Source records:
··········
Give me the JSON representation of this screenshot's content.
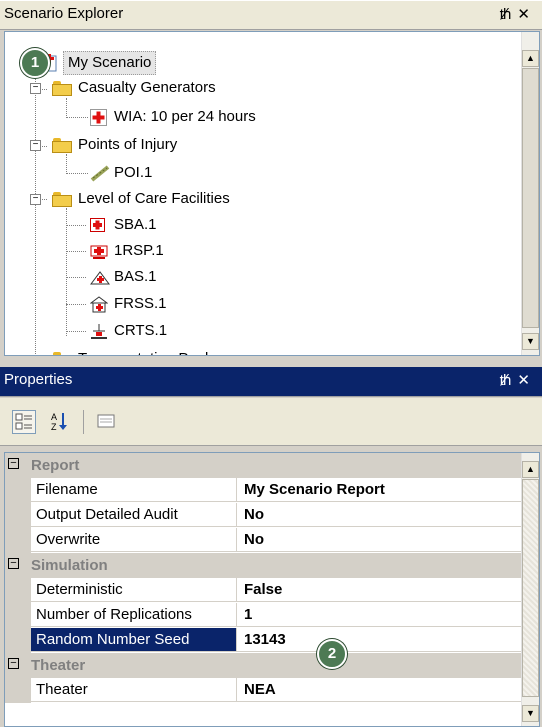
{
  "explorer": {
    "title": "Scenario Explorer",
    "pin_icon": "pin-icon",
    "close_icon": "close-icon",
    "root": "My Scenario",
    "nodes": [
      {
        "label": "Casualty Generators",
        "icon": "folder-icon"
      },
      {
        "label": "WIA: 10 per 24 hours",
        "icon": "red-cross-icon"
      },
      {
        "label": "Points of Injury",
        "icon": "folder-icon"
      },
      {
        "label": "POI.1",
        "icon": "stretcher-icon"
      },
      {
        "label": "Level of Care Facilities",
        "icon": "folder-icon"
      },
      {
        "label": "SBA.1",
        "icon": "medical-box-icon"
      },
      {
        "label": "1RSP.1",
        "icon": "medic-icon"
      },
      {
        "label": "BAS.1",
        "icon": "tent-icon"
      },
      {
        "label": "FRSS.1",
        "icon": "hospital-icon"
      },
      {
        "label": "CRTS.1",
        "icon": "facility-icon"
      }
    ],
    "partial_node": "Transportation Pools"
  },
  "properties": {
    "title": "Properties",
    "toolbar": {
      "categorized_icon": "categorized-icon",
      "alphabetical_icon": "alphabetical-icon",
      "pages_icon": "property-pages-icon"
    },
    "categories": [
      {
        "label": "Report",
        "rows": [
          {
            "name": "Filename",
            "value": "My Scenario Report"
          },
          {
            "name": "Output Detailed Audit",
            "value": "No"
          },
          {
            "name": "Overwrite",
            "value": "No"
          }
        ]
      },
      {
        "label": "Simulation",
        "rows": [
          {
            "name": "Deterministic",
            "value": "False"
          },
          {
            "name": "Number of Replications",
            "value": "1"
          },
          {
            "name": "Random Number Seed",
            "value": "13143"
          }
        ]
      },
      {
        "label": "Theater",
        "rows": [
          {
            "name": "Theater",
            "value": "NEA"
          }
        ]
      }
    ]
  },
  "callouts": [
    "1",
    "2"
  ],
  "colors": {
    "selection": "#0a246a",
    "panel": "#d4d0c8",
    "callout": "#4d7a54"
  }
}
··········
● Given instruction: Copy the data exactly. Any picture it contains is to be omitted.

● Answer to this problem:
Give me the JSON representation of this screenshot's content.
{
  "explorer": {
    "title": "Scenario Explorer",
    "pin_icon": "pin-icon",
    "close_icon": "close-icon",
    "root": "My Scenario",
    "nodes": [
      {
        "label": "Casualty Generators",
        "icon": "folder-icon"
      },
      {
        "label": "WIA: 10 per 24 hours",
        "icon": "red-cross-icon"
      },
      {
        "label": "Points of Injury",
        "icon": "folder-icon"
      },
      {
        "label": "POI.1",
        "icon": "stretcher-icon"
      },
      {
        "label": "Level of Care Facilities",
        "icon": "folder-icon"
      },
      {
        "label": "SBA.1",
        "icon": "medical-box-icon"
      },
      {
        "label": "1RSP.1",
        "icon": "medic-icon"
      },
      {
        "label": "BAS.1",
        "icon": "tent-icon"
      },
      {
        "label": "FRSS.1",
        "icon": "hospital-icon"
      },
      {
        "label": "CRTS.1",
        "icon": "facility-icon"
      }
    ],
    "partial_node": "Transportation Pools"
  },
  "properties": {
    "title": "Properties",
    "toolbar": {
      "categorized_icon": "categorized-icon",
      "alphabetical_icon": "alphabetical-icon",
      "pages_icon": "property-pages-icon"
    },
    "categories": [
      {
        "label": "Report",
        "rows": [
          {
            "name": "Filename",
            "value": "My Scenario Report"
          },
          {
            "name": "Output Detailed Audit",
            "value": "No"
          },
          {
            "name": "Overwrite",
            "value": "No"
          }
        ]
      },
      {
        "label": "Simulation",
        "rows": [
          {
            "name": "Deterministic",
            "value": "False"
          },
          {
            "name": "Number of Replications",
            "value": "1"
          },
          {
            "name": "Random Number Seed",
            "value": "13143"
          }
        ]
      },
      {
        "label": "Theater",
        "rows": [
          {
            "name": "Theater",
            "value": "NEA"
          }
        ]
      }
    ]
  },
  "callouts": [
    "1",
    "2"
  ],
  "colors": {
    "selection": "#0a246a",
    "panel": "#d4d0c8",
    "callout": "#4d7a54"
  }
}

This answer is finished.